— BEGIN INPUT —

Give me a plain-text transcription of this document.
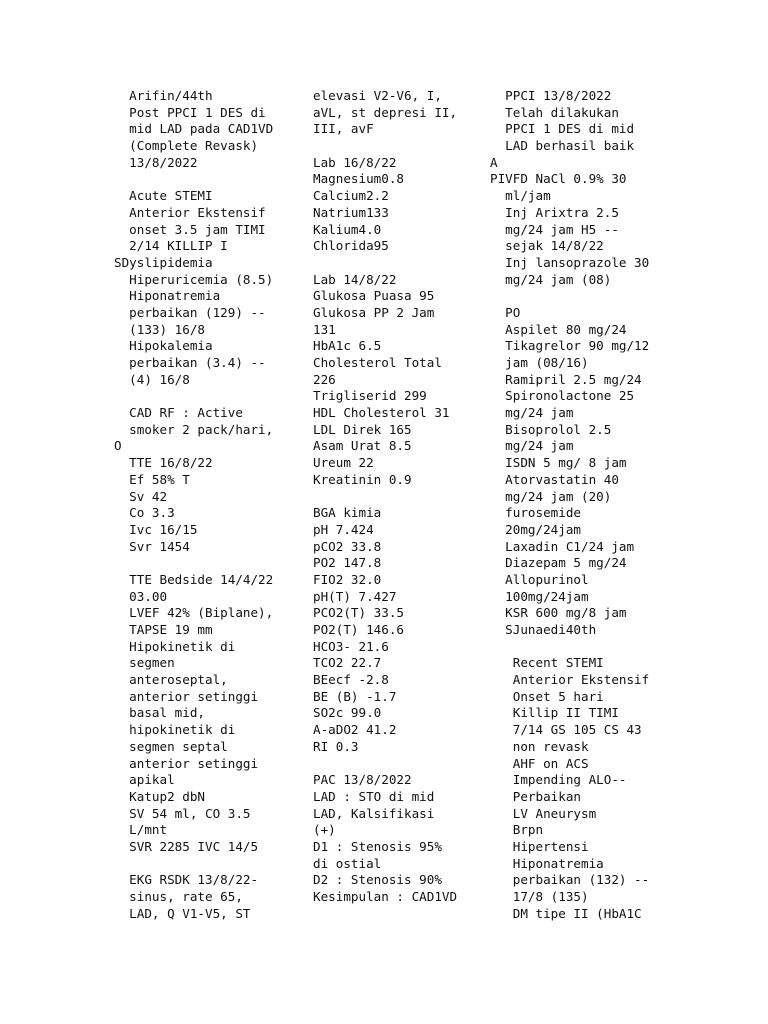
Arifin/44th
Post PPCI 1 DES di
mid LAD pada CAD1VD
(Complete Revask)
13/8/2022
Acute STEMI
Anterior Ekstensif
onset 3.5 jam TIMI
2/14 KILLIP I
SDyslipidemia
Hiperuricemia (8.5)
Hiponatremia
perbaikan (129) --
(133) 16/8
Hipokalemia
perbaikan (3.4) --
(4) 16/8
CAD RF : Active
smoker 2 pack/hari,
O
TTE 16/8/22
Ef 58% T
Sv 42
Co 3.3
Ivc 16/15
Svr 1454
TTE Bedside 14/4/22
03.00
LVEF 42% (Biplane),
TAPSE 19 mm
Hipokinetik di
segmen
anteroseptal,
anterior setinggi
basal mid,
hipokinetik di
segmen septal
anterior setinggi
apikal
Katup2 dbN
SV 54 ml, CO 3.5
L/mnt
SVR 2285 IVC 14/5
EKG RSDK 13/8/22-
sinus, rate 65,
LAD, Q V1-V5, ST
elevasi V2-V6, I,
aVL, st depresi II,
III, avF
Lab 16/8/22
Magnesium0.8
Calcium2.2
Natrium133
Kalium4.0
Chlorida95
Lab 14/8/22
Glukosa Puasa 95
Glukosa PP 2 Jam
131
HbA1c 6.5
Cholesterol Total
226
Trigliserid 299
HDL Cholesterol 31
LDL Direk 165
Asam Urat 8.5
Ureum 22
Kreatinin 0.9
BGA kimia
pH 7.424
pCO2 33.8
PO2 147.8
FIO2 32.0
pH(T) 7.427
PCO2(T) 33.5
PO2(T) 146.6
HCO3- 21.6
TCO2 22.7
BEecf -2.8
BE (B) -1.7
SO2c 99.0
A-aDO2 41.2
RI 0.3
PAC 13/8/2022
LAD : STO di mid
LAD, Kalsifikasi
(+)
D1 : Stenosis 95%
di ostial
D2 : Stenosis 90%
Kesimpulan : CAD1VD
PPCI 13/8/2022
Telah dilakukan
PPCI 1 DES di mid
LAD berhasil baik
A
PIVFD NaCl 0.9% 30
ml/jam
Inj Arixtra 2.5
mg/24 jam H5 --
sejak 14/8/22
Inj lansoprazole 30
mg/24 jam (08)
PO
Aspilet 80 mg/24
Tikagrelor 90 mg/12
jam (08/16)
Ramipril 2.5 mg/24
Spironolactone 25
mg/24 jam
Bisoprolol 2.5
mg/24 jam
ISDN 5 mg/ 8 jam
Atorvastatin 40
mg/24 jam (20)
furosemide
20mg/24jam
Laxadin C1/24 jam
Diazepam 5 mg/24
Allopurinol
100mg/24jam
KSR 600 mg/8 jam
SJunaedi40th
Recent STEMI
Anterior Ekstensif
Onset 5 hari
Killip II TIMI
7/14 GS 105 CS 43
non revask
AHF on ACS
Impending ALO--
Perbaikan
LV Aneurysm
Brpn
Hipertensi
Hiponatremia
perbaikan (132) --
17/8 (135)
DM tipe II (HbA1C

— END INPUT —

• SHORT EXERCISE:
Transcribe the material as is, with images omitted.

• ANSWER FOR THIS EXERCISE:
Give me a plain-text transcription of this document.
Arifin/44th
Post PPCI 1 DES di
mid LAD pada CAD1VD
(Complete Revask)
13/8/2022
Acute STEMI
Anterior Ekstensif
onset 3.5 jam TIMI
2/14 KILLIP I
SDyslipidemia
Hiperuricemia (8.5)
Hiponatremia
perbaikan (129) --
(133) 16/8
Hipokalemia
perbaikan (3.4) --
(4) 16/8
CAD RF : Active
smoker 2 pack/hari,
O
TTE 16/8/22
Ef 58% T
Sv 42
Co 3.3
Ivc 16/15
Svr 1454
TTE Bedside 14/4/22
03.00
LVEF 42% (Biplane),
TAPSE 19 mm
Hipokinetik di
segmen
anteroseptal,
anterior setinggi
basal mid,
hipokinetik di
segmen septal
anterior setinggi
apikal
Katup2 dbN
SV 54 ml, CO 3.5
L/mnt
SVR 2285 IVC 14/5
EKG RSDK 13/8/22-
sinus, rate 65,
LAD, Q V1-V5, ST
elevasi V2-V6, I,
aVL, st depresi II,
III, avF
Lab 16/8/22
Magnesium0.8
Calcium2.2
Natrium133
Kalium4.0
Chlorida95
Lab 14/8/22
Glukosa Puasa 95
Glukosa PP 2 Jam
131
HbA1c 6.5
Cholesterol Total
226
Trigliserid 299
HDL Cholesterol 31
LDL Direk 165
Asam Urat 8.5
Ureum 22
Kreatinin 0.9
BGA kimia
pH 7.424
pCO2 33.8
PO2 147.8
FIO2 32.0
pH(T) 7.427
PCO2(T) 33.5
PO2(T) 146.6
HCO3- 21.6
TCO2 22.7
BEecf -2.8
BE (B) -1.7
SO2c 99.0
A-aDO2 41.2
RI 0.3
PAC 13/8/2022
LAD : STO di mid
LAD, Kalsifikasi
(+)
D1 : Stenosis 95%
di ostial
D2 : Stenosis 90%
Kesimpulan : CAD1VD
PPCI 13/8/2022
Telah dilakukan
PPCI 1 DES di mid
LAD berhasil baik
A
PIVFD NaCl 0.9% 30
ml/jam
Inj Arixtra 2.5
mg/24 jam H5 --
sejak 14/8/22
Inj lansoprazole 30
mg/24 jam (08)
PO
Aspilet 80 mg/24
Tikagrelor 90 mg/12
jam (08/16)
Ramipril 2.5 mg/24
Spironolactone 25
mg/24 jam
Bisoprolol 2.5
mg/24 jam
ISDN 5 mg/ 8 jam
Atorvastatin 40
mg/24 jam (20)
furosemide
20mg/24jam
Laxadin C1/24 jam
Diazepam 5 mg/24
Allopurinol
100mg/24jam
KSR 600 mg/8 jam
SJunaedi40th
Recent STEMI
Anterior Ekstensif
Onset 5 hari
Killip II TIMI
7/14 GS 105 CS 43
non revask
AHF on ACS
Impending ALO--
Perbaikan
LV Aneurysm
Brpn
Hipertensi
Hiponatremia
perbaikan (132) --
17/8 (135)
DM tipe II (HbA1C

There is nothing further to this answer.